## Direction:
Draw out every line with the word "Upper" from the listing below.
# Dataset records start
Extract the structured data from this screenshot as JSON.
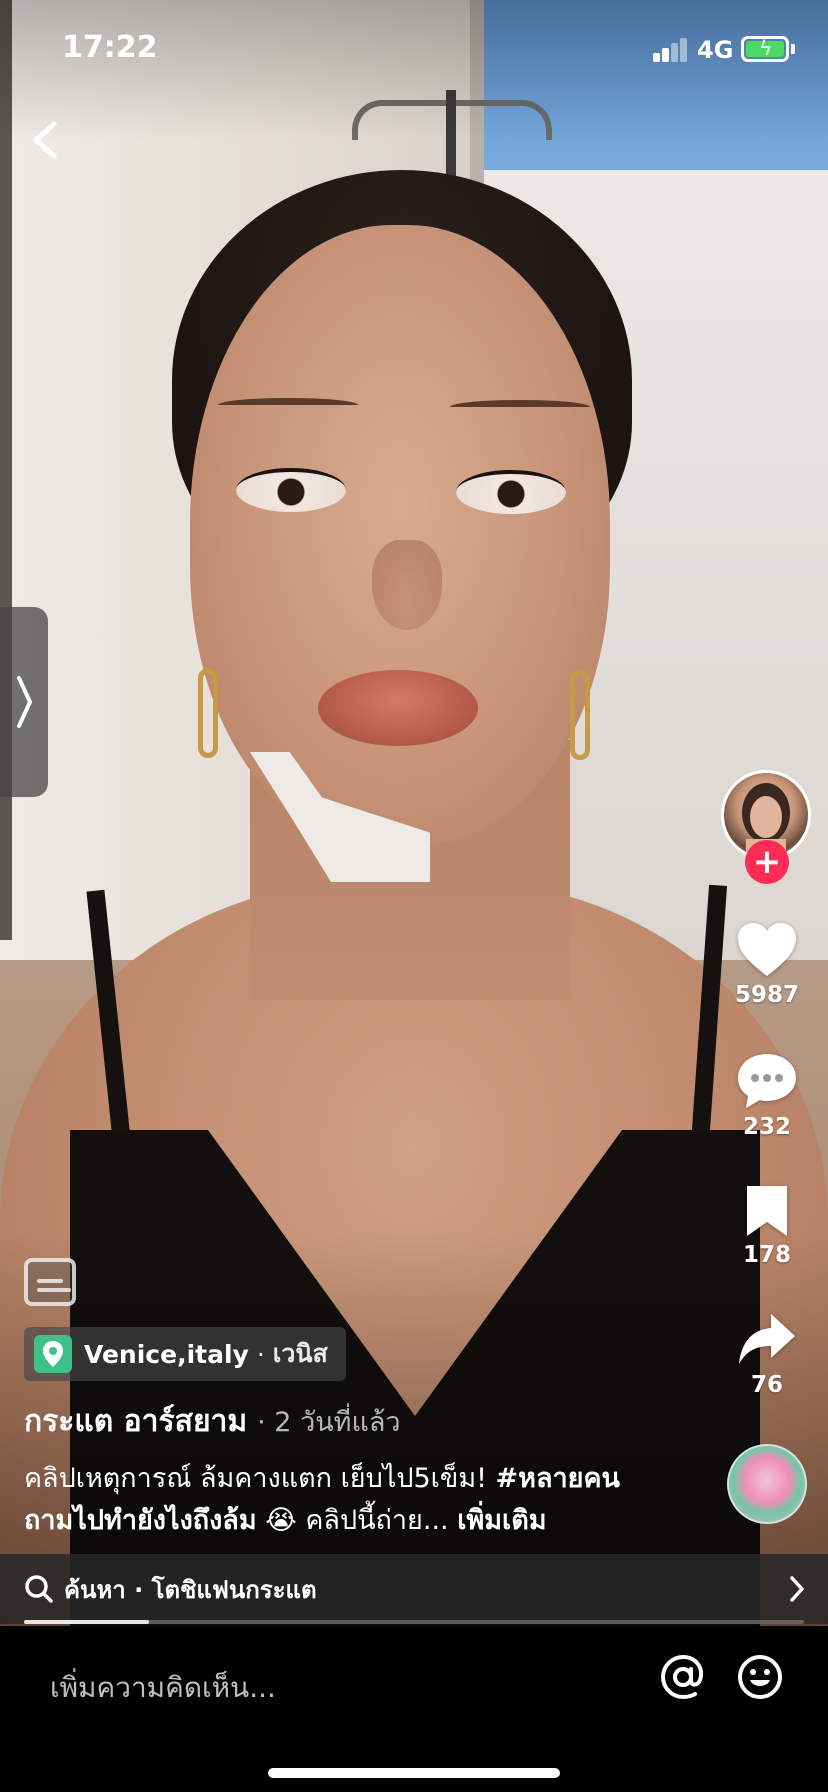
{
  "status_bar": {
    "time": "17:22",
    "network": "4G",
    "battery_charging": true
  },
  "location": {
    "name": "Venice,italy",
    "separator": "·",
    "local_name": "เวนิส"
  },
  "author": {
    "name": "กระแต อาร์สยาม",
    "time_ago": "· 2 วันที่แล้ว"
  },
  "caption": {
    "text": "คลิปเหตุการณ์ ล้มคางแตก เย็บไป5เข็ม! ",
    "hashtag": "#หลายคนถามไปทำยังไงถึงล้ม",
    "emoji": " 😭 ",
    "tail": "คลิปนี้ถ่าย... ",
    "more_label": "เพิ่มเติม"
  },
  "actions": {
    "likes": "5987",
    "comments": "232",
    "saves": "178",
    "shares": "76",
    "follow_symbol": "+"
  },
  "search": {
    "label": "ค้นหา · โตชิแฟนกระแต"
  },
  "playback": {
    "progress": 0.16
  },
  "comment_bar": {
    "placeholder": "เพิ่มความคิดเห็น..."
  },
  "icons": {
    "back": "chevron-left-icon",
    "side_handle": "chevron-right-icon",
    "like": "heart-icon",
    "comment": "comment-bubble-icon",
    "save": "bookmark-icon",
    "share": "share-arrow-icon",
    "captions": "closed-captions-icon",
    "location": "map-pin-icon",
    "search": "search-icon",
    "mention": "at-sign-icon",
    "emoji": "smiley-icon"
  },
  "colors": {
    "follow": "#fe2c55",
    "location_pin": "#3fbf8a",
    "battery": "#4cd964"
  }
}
# Dataset records end
# Dataset records start
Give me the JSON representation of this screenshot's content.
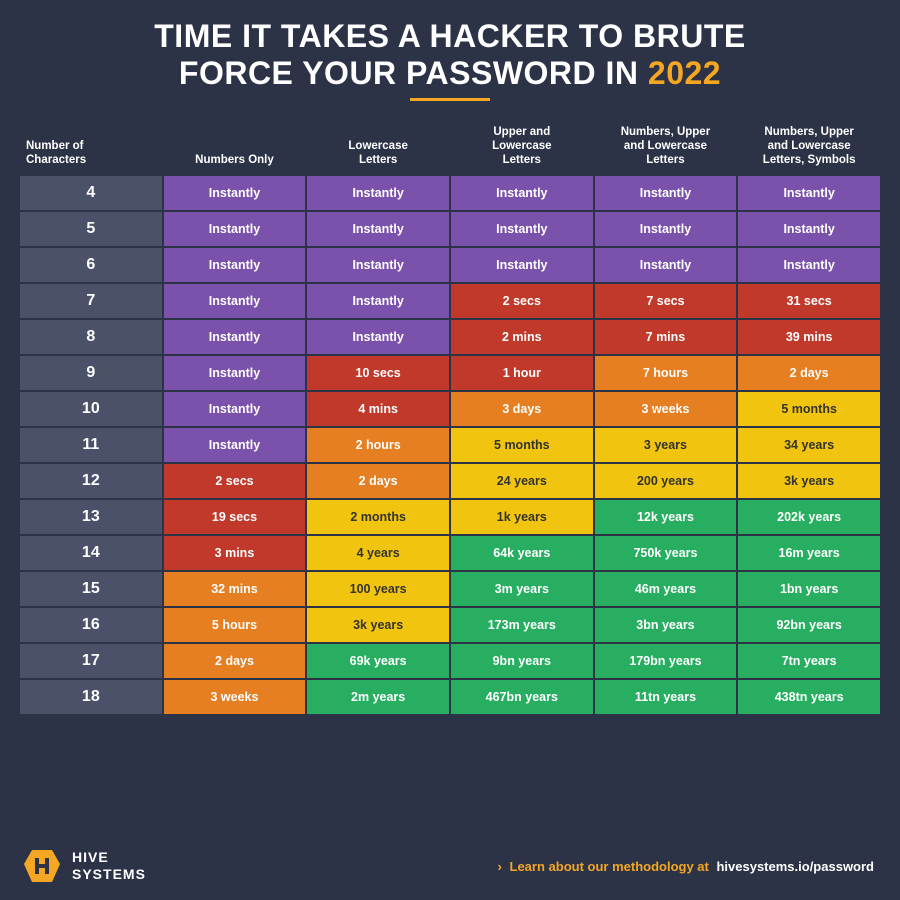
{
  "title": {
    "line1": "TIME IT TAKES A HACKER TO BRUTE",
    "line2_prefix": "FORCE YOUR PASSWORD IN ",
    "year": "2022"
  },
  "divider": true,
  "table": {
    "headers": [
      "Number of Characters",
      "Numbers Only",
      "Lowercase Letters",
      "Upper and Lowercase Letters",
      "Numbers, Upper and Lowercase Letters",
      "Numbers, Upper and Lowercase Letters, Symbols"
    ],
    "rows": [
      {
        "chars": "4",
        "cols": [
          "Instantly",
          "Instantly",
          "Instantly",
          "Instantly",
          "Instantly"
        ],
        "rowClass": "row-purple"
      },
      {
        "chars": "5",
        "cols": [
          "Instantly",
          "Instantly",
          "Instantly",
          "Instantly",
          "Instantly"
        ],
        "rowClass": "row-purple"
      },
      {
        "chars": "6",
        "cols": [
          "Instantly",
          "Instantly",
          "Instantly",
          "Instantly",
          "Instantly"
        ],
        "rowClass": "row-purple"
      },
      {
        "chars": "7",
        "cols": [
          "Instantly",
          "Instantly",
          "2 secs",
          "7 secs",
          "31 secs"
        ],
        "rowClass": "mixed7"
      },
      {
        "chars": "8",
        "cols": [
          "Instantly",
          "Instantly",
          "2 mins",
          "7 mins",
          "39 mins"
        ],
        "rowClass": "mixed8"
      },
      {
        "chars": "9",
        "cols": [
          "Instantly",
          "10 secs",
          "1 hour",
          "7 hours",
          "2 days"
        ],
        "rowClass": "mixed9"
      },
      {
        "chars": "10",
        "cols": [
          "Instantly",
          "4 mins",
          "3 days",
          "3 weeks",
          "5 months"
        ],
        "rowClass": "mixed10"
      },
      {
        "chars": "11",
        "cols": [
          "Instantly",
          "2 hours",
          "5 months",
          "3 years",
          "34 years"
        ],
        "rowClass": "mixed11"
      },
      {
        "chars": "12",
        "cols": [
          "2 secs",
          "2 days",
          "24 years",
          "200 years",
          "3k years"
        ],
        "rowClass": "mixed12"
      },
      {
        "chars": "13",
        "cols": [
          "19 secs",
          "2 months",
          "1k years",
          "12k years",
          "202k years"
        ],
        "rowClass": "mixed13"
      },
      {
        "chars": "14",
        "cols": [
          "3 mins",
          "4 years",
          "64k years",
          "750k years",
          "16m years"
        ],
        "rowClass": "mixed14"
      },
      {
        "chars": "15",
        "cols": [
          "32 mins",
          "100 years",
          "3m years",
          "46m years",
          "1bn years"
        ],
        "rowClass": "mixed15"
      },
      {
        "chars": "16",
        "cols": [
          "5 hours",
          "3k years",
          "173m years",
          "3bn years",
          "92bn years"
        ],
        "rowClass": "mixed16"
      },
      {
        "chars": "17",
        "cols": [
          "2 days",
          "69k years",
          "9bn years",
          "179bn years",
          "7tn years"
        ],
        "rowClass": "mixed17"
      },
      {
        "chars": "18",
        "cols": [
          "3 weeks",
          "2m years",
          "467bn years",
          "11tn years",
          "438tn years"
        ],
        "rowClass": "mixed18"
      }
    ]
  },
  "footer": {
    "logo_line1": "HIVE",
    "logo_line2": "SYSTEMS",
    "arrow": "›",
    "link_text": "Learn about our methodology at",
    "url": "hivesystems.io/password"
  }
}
# Dataset records end
## The completed task:
      "Upper and Lowercase Letters",
      "Numbers, Upper and Lowercase Letters",
      "Numbers, Upper and Lowercase Letters, Symbols"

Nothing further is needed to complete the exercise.